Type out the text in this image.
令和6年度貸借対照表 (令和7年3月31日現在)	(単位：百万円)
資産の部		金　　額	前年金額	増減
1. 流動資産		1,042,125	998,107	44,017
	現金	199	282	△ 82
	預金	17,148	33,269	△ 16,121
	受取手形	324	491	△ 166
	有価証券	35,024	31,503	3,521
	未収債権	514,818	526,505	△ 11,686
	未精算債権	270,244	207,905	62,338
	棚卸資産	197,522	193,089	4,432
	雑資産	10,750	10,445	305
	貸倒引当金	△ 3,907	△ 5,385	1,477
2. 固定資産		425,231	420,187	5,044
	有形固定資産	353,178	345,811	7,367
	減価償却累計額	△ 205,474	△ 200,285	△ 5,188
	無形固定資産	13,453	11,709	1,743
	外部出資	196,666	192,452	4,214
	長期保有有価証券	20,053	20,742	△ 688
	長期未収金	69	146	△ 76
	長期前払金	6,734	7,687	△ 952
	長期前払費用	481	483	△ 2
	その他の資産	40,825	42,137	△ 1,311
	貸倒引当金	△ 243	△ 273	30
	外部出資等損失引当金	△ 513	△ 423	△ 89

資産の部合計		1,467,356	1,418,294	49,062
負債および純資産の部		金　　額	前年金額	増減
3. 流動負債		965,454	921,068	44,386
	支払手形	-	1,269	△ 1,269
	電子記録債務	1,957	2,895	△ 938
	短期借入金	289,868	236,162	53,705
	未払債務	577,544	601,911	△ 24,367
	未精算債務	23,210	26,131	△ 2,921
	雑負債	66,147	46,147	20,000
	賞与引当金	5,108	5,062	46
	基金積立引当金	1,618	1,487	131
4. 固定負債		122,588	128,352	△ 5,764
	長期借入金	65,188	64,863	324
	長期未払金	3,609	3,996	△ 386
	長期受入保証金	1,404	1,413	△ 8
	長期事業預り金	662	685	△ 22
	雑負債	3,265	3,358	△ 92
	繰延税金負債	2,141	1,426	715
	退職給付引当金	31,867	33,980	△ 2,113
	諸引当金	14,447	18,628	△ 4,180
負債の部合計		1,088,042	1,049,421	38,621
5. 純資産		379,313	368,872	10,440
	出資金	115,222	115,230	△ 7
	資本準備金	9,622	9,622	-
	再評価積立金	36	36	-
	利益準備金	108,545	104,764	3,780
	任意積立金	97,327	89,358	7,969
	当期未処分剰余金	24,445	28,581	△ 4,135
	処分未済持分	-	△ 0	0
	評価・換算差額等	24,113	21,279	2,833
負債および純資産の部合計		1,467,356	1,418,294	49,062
____
Stated task:
Copy every line of the listing where the word "前年金額" appears.

Answer to the problem:
資産の部		金　　額	前年金額	増減
負債および純資産の部		金　　額	前年金額	増減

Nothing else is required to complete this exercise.